→ What you will do
Would you return all of this data exactly, leaving nothing out?

— start of Stored records —

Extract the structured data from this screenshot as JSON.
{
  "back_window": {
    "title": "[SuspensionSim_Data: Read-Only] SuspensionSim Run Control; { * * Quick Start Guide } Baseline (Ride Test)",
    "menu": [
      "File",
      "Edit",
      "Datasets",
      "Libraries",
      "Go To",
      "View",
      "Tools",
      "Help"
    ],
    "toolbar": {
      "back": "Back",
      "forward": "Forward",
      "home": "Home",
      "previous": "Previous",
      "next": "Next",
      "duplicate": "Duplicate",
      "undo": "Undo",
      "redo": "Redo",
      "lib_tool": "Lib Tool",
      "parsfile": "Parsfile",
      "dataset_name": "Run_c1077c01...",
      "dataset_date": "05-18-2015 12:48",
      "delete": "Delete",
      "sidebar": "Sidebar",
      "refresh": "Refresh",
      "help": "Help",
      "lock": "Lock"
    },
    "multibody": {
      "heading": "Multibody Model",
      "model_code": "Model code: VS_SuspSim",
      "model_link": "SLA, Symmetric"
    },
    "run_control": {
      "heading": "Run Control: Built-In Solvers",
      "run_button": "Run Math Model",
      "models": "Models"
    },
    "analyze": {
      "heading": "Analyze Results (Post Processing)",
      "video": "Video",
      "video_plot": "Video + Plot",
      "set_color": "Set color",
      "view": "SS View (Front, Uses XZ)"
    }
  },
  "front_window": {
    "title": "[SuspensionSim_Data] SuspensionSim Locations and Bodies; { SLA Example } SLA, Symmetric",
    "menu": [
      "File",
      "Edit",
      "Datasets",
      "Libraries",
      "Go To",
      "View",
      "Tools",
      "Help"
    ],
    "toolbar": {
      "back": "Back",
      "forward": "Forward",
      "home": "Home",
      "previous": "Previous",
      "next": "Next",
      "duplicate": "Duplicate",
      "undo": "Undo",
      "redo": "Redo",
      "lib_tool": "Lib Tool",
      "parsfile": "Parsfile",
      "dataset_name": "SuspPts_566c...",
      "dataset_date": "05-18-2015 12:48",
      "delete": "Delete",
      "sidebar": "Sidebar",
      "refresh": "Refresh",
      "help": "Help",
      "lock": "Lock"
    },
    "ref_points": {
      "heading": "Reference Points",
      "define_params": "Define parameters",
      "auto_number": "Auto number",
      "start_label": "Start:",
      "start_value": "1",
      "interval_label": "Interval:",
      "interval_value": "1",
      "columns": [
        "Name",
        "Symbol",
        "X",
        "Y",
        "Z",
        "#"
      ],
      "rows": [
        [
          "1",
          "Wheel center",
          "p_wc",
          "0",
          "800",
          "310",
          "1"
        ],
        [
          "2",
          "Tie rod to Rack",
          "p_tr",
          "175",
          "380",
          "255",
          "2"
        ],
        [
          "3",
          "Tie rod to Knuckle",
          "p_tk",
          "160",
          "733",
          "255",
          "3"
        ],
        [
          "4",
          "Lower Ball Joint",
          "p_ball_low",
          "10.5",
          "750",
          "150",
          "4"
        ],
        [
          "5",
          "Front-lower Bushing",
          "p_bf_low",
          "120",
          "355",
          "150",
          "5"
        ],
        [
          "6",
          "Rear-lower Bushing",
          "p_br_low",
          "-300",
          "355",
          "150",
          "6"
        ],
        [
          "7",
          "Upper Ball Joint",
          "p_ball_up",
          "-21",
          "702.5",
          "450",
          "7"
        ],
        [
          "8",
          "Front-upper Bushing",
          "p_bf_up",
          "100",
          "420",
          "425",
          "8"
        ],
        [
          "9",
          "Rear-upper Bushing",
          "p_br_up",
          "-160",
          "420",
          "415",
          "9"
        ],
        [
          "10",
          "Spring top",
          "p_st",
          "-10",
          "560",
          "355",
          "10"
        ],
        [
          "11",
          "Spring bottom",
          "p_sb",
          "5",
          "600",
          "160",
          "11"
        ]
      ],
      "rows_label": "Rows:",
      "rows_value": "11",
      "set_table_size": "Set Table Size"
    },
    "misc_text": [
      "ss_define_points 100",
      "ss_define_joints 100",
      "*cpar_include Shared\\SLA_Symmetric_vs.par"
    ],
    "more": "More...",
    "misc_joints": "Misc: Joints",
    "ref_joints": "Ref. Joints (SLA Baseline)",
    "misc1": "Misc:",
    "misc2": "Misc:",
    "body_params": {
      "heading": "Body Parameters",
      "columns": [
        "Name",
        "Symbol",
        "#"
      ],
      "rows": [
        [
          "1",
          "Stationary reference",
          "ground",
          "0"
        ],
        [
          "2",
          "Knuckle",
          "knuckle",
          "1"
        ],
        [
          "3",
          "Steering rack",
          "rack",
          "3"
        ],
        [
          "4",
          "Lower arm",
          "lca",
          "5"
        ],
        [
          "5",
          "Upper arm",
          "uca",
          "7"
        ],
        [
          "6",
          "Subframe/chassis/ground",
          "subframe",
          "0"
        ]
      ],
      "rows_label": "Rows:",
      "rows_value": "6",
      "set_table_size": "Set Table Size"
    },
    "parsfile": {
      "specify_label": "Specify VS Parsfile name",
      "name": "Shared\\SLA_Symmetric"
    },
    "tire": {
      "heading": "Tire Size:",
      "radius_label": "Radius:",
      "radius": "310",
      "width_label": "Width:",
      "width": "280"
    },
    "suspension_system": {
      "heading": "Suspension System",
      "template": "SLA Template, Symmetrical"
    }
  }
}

— end of Stored records —

→ Task result
Extract the structured data from this screenshot as JSON.
{
  "back_window": {
    "title": "[SuspensionSim_Data: Read-Only] SuspensionSim Run Control; { * * Quick Start Guide } Baseline (Ride Test)",
    "menu": [
      "File",
      "Edit",
      "Datasets",
      "Libraries",
      "Go To",
      "View",
      "Tools",
      "Help"
    ],
    "toolbar": {
      "back": "Back",
      "forward": "Forward",
      "home": "Home",
      "previous": "Previous",
      "next": "Next",
      "duplicate": "Duplicate",
      "undo": "Undo",
      "redo": "Redo",
      "lib_tool": "Lib Tool",
      "parsfile": "Parsfile",
      "dataset_name": "Run_c1077c01...",
      "dataset_date": "05-18-2015 12:48",
      "delete": "Delete",
      "sidebar": "Sidebar",
      "refresh": "Refresh",
      "help": "Help",
      "lock": "Lock"
    },
    "multibody": {
      "heading": "Multibody Model",
      "model_code": "Model code: VS_SuspSim",
      "model_link": "SLA, Symmetric"
    },
    "run_control": {
      "heading": "Run Control: Built-In Solvers",
      "run_button": "Run Math Model",
      "models": "Models"
    },
    "analyze": {
      "heading": "Analyze Results (Post Processing)",
      "video": "Video",
      "video_plot": "Video + Plot",
      "set_color": "Set color",
      "view": "SS View (Front, Uses XZ)"
    }
  },
  "front_window": {
    "title": "[SuspensionSim_Data] SuspensionSim Locations and Bodies; { SLA Example } SLA, Symmetric",
    "menu": [
      "File",
      "Edit",
      "Datasets",
      "Libraries",
      "Go To",
      "View",
      "Tools",
      "Help"
    ],
    "toolbar": {
      "back": "Back",
      "forward": "Forward",
      "home": "Home",
      "previous": "Previous",
      "next": "Next",
      "duplicate": "Duplicate",
      "undo": "Undo",
      "redo": "Redo",
      "lib_tool": "Lib Tool",
      "parsfile": "Parsfile",
      "dataset_name": "SuspPts_566c...",
      "dataset_date": "05-18-2015 12:48",
      "delete": "Delete",
      "sidebar": "Sidebar",
      "refresh": "Refresh",
      "help": "Help",
      "lock": "Lock"
    },
    "ref_points": {
      "heading": "Reference Points",
      "define_params": "Define parameters",
      "auto_number": "Auto number",
      "start_label": "Start:",
      "start_value": "1",
      "interval_label": "Interval:",
      "interval_value": "1",
      "columns": [
        "Name",
        "Symbol",
        "X",
        "Y",
        "Z",
        "#"
      ],
      "rows": [
        [
          "1",
          "Wheel center",
          "p_wc",
          "0",
          "800",
          "310",
          "1"
        ],
        [
          "2",
          "Tie rod to Rack",
          "p_tr",
          "175",
          "380",
          "255",
          "2"
        ],
        [
          "3",
          "Tie rod to Knuckle",
          "p_tk",
          "160",
          "733",
          "255",
          "3"
        ],
        [
          "4",
          "Lower Ball Joint",
          "p_ball_low",
          "10.5",
          "750",
          "150",
          "4"
        ],
        [
          "5",
          "Front-lower Bushing",
          "p_bf_low",
          "120",
          "355",
          "150",
          "5"
        ],
        [
          "6",
          "Rear-lower Bushing",
          "p_br_low",
          "-300",
          "355",
          "150",
          "6"
        ],
        [
          "7",
          "Upper Ball Joint",
          "p_ball_up",
          "-21",
          "702.5",
          "450",
          "7"
        ],
        [
          "8",
          "Front-upper Bushing",
          "p_bf_up",
          "100",
          "420",
          "425",
          "8"
        ],
        [
          "9",
          "Rear-upper Bushing",
          "p_br_up",
          "-160",
          "420",
          "415",
          "9"
        ],
        [
          "10",
          "Spring top",
          "p_st",
          "-10",
          "560",
          "355",
          "10"
        ],
        [
          "11",
          "Spring bottom",
          "p_sb",
          "5",
          "600",
          "160",
          "11"
        ]
      ],
      "rows_label": "Rows:",
      "rows_value": "11",
      "set_table_size": "Set Table Size"
    },
    "misc_text": [
      "ss_define_points 100",
      "ss_define_joints 100",
      "*cpar_include Shared\\SLA_Symmetric_vs.par"
    ],
    "more": "More...",
    "misc_joints": "Misc: Joints",
    "ref_joints": "Ref. Joints (SLA Baseline)",
    "misc1": "Misc:",
    "misc2": "Misc:",
    "body_params": {
      "heading": "Body Parameters",
      "columns": [
        "Name",
        "Symbol",
        "#"
      ],
      "rows": [
        [
          "1",
          "Stationary reference",
          "ground",
          "0"
        ],
        [
          "2",
          "Knuckle",
          "knuckle",
          "1"
        ],
        [
          "3",
          "Steering rack",
          "rack",
          "3"
        ],
        [
          "4",
          "Lower arm",
          "lca",
          "5"
        ],
        [
          "5",
          "Upper arm",
          "uca",
          "7"
        ],
        [
          "6",
          "Subframe/chassis/ground",
          "subframe",
          "0"
        ]
      ],
      "rows_label": "Rows:",
      "rows_value": "6",
      "set_table_size": "Set Table Size"
    },
    "parsfile": {
      "specify_label": "Specify VS Parsfile name",
      "name": "Shared\\SLA_Symmetric"
    },
    "tire": {
      "heading": "Tire Size:",
      "radius_label": "Radius:",
      "radius": "310",
      "width_label": "Width:",
      "width": "280"
    },
    "suspension_system": {
      "heading": "Suspension System",
      "template": "SLA Template, Symmetrical"
    }
  }
}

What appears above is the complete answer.